_WORK TO COMPLETE_
From the records below, copy every line that contains the word "image".

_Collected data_
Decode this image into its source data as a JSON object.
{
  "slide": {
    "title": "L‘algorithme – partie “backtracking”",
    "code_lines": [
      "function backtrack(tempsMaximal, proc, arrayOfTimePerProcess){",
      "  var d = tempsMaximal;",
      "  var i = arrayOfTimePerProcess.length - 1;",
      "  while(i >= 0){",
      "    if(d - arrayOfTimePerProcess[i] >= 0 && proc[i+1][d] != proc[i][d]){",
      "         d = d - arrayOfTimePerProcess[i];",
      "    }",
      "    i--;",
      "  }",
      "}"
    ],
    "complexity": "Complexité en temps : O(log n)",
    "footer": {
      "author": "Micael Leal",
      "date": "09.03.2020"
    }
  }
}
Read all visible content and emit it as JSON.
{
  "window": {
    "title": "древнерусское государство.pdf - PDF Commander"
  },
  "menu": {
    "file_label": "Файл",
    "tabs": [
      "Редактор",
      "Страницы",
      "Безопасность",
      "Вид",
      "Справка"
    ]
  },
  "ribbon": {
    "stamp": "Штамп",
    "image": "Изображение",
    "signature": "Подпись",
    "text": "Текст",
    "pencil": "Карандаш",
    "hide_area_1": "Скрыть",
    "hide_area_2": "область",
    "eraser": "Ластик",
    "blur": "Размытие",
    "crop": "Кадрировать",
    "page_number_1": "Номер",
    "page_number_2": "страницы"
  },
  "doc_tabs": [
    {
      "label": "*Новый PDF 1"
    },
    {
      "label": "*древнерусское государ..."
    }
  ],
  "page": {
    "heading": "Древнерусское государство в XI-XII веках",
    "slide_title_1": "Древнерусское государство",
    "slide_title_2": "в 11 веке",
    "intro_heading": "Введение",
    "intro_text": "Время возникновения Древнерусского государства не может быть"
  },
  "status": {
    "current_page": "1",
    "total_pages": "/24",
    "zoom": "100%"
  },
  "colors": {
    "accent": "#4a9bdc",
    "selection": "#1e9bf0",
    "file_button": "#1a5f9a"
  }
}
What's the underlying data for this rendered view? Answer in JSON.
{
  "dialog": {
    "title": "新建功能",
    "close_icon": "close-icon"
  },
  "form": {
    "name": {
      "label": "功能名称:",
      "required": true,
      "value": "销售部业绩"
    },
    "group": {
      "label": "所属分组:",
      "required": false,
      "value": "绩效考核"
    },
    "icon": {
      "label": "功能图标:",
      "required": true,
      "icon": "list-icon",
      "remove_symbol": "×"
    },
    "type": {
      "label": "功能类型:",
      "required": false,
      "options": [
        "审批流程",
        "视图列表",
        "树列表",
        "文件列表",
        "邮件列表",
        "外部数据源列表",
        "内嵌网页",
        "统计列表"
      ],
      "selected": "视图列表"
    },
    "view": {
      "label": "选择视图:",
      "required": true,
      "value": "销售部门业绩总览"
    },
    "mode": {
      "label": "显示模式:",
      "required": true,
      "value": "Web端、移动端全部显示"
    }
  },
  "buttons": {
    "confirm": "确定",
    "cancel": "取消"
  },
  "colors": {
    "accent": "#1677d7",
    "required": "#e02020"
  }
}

_SOLUTION FOR THIS EXERCISE_
Decode this image into its source data as a JSON object.
    "image": "Изображение",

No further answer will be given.